Source document:
NVIDIA / TensorRT

NVIDIA® TensorRT™ is an SDK for high-performance deep learning inference on NVIDIA GPUs. This repository contains the open source components of TensorRT.
https://developer.nvidia.com/tensorrt
Apache License 2.0
10.14k stars 2.07k forks source link

Inquiry about Layer Performance of FP16 #3876

Open minhhotboy9x opened 1 month ago

minhhotboy9x commented 1 month ago

Description

Hi, I'm newer to TensorRT and I'm trying to understand the layer performance. I read the doc Optimizing for Tensor Cores and see that with the FP16 precision, the dim of tensor should be multiples of 8 or 16. So I converted an ONNX model to an engine model, then I printed the layer information. Here is a part of it:

...
{
  "Name": "/model.2/cv1/conv/Conv + /model.2/cv1/act/Relu",
  "LayerType": "CaskConvolution",
  "Inputs": [
  {
    "Name": "/model.1/act/Relu_output_0",
    "Location": "Device",
    "Dimensions": [1,50,160,160],
    "Format/Datatype": "Channel major FP16 format where channel % 8 == 0"

Request 1:
Translate this sentence from the TensorRT issue page into Spanish: "This repository contains the open source components of TensorRT."

Data provided:

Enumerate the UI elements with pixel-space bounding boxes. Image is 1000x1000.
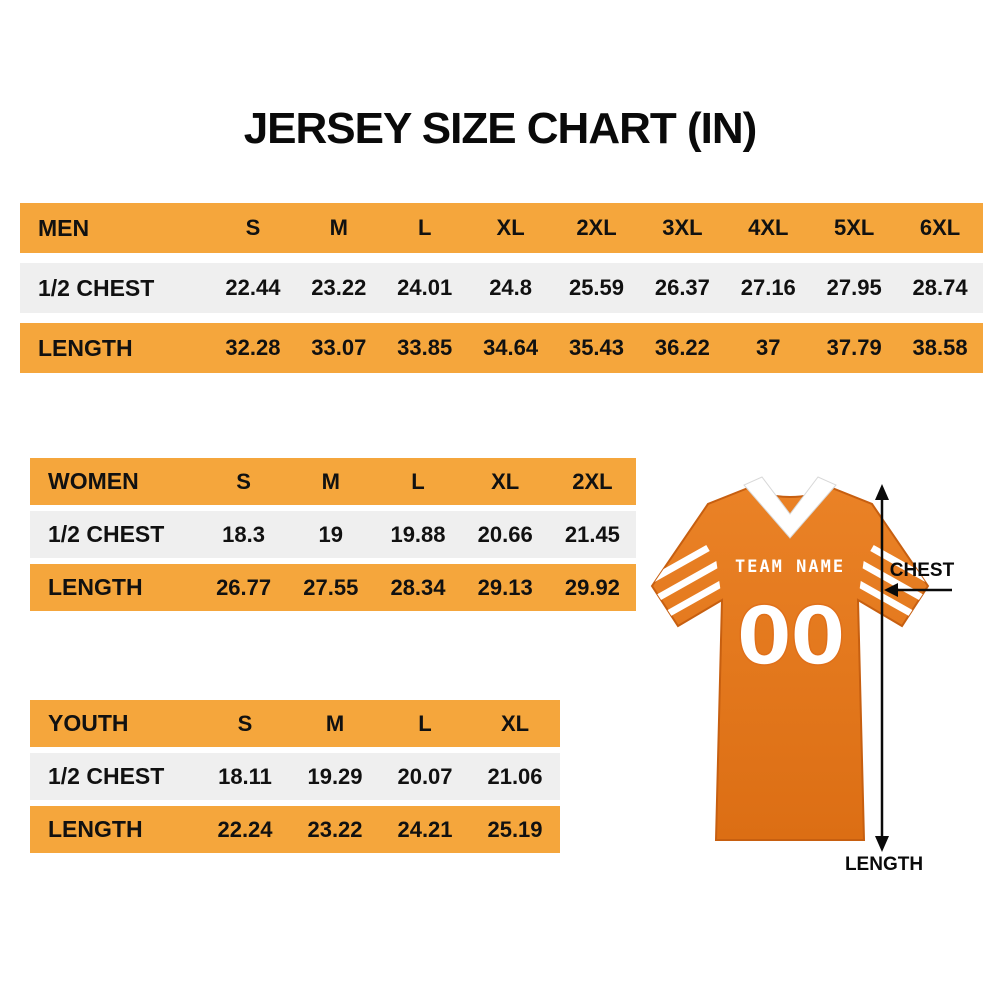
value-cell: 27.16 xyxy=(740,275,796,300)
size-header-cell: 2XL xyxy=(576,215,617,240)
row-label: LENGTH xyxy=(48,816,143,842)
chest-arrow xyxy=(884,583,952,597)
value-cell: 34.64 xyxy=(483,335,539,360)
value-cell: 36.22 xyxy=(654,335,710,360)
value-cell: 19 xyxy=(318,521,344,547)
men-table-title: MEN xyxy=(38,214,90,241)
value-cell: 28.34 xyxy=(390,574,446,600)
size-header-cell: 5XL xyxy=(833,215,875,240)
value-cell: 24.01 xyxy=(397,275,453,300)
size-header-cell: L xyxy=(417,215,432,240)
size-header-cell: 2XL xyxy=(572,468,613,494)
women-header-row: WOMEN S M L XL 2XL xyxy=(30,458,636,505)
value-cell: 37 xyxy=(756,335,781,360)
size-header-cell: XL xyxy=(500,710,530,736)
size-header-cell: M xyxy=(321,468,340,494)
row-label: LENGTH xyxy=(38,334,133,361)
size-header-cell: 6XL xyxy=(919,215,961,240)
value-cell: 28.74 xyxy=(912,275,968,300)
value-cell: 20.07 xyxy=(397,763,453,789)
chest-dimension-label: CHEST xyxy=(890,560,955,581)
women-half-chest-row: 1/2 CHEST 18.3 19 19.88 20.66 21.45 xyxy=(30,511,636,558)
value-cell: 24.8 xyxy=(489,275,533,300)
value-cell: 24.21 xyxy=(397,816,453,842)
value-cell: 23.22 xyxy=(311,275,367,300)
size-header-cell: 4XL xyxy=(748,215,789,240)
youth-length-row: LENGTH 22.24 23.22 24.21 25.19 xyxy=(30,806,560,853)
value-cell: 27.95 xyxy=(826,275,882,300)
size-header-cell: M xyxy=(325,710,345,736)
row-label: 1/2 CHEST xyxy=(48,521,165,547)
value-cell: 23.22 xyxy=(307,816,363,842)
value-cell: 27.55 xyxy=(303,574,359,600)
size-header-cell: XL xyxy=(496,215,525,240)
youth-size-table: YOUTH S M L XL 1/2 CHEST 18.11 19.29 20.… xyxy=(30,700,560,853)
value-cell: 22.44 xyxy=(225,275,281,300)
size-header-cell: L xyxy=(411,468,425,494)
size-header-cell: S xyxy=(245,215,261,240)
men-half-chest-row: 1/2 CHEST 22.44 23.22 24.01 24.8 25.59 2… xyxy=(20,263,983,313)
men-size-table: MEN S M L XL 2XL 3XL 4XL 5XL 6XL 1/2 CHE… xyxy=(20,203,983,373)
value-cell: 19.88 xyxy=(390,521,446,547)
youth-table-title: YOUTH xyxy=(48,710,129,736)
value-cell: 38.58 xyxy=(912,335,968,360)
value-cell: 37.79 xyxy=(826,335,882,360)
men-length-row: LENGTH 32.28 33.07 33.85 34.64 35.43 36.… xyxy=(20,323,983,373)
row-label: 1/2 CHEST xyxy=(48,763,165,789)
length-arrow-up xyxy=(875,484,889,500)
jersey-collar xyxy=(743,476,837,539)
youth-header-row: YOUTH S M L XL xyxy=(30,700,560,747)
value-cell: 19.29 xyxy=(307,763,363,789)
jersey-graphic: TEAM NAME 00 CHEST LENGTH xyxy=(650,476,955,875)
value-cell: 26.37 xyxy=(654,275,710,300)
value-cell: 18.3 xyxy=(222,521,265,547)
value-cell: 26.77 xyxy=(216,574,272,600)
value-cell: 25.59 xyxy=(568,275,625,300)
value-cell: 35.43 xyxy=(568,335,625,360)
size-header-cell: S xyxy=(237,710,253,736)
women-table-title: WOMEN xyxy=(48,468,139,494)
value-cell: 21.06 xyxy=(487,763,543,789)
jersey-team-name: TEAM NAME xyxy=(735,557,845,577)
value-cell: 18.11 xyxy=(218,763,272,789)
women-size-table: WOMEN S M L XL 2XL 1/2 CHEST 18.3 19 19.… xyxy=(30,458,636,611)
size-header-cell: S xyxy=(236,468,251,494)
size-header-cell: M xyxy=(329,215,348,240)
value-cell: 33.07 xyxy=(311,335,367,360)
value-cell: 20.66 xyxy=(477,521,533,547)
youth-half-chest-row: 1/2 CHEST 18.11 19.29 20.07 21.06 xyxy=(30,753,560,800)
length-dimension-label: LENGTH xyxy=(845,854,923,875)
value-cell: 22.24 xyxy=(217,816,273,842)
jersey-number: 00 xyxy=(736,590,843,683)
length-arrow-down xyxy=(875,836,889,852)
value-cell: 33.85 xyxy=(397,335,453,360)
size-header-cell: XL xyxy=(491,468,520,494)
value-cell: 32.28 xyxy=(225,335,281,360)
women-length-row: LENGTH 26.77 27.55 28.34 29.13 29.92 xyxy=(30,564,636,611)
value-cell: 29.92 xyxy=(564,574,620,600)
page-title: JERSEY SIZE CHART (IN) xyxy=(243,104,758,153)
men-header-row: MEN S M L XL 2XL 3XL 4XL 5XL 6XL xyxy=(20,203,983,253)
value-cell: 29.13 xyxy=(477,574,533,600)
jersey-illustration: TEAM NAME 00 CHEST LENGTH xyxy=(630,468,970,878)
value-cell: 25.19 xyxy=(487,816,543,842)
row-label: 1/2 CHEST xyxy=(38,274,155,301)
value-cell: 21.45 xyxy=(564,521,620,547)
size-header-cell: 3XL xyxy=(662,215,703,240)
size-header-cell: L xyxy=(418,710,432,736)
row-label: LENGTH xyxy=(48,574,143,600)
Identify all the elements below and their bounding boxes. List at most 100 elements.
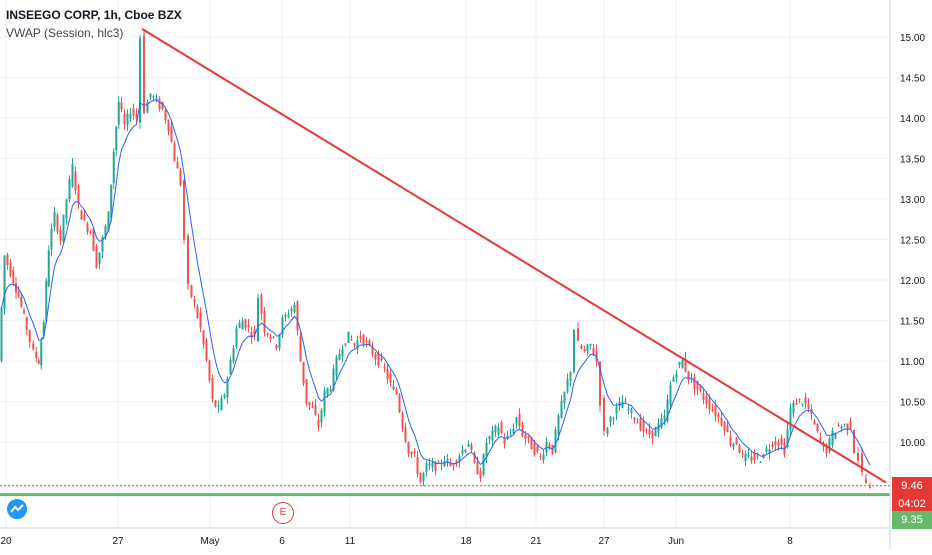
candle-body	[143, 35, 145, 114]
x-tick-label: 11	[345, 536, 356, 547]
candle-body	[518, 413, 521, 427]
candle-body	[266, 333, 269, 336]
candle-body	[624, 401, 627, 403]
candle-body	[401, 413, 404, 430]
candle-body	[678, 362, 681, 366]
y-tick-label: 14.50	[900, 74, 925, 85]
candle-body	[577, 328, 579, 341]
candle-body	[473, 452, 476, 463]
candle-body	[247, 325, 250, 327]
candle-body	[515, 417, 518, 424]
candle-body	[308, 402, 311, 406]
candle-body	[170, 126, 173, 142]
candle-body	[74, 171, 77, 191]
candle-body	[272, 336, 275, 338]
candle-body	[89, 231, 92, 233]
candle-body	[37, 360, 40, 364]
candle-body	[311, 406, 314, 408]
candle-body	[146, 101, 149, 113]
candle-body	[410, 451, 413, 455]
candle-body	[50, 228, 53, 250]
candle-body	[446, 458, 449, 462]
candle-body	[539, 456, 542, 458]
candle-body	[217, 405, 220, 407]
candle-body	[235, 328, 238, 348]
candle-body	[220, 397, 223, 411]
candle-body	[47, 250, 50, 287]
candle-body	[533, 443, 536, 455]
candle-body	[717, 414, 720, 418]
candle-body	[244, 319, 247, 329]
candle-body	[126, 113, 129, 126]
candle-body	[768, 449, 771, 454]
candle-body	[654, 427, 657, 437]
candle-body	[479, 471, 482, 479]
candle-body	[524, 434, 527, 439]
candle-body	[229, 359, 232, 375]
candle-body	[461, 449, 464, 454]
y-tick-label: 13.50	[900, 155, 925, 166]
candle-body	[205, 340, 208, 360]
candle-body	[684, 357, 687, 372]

Request 2:
In the entries, rewrite the lines starting at the one containing "value-cell: 27.16 xyxy=(740,275,796,300)" and ending at the one containing "size-header-cell: L xyxy=(411,468,425,494)", with "value-cell" changed to "number-box" and nothing else altered. Give only those lines.

Correct response 1:
Este repositorio contiene los componentes de código abierto de TensorRT.

Correct response 2:
number-box: 27.16 xyxy=(740,275,796,300)
size-header-cell: 2XL xyxy=(576,215,617,240)
row-label: LENGTH xyxy=(48,816,143,842)
chest-arrow xyxy=(884,583,952,597)
number-box: 34.64 xyxy=(483,335,539,360)
number-box: 36.22 xyxy=(654,335,710,360)
number-box: 19 xyxy=(318,521,344,547)
men-table-title: MEN xyxy=(38,214,90,241)
number-box: 28.34 xyxy=(390,574,446,600)
size-header-cell: 5XL xyxy=(833,215,875,240)
number-box: 24.01 xyxy=(397,275,453,300)
size-header-cell: L xyxy=(417,215,432,240)
size-header-cell: 2XL xyxy=(572,468,613,494)
women-header-row: WOMEN S M L XL 2XL xyxy=(30,458,636,505)
number-box: 37 xyxy=(756,335,781,360)
size-header-cell: XL xyxy=(500,710,530,736)
size-header-cell: M xyxy=(321,468,340,494)
row-label: LENGTH xyxy=(38,334,133,361)
size-header-cell: 6XL xyxy=(919,215,961,240)
number-box: 28.74 xyxy=(912,275,968,300)
number-box: 20.07 xyxy=(397,763,453,789)
chest-dimension-label: CHEST xyxy=(890,560,955,581)
women-half-chest-row: 1/2 CHEST 18.3 19 19.88 20.66 21.45 xyxy=(30,511,636,558)
number-box: 24.8 xyxy=(489,275,533,300)
number-box: 24.21 xyxy=(397,816,453,842)
number-box: 23.22 xyxy=(311,275,367,300)
size-header-cell: 4XL xyxy=(748,215,789,240)
youth-length-row: LENGTH 22.24 23.22 24.21 25.19 xyxy=(30,806,560,853)
number-box: 27.95 xyxy=(826,275,882,300)
size-header-cell: M xyxy=(325,710,345,736)
row-label: 1/2 CHEST xyxy=(48,521,165,547)
number-box: 23.22 xyxy=(307,816,363,842)
number-box: 27.55 xyxy=(303,574,359,600)
size-header-cell: XL xyxy=(496,215,525,240)
youth-size-table: YOUTH S M L XL 1/2 CHEST 18.11 19.29 20.… xyxy=(30,700,560,853)
number-box: 22.44 xyxy=(225,275,281,300)
size-header-cell: L xyxy=(411,468,425,494)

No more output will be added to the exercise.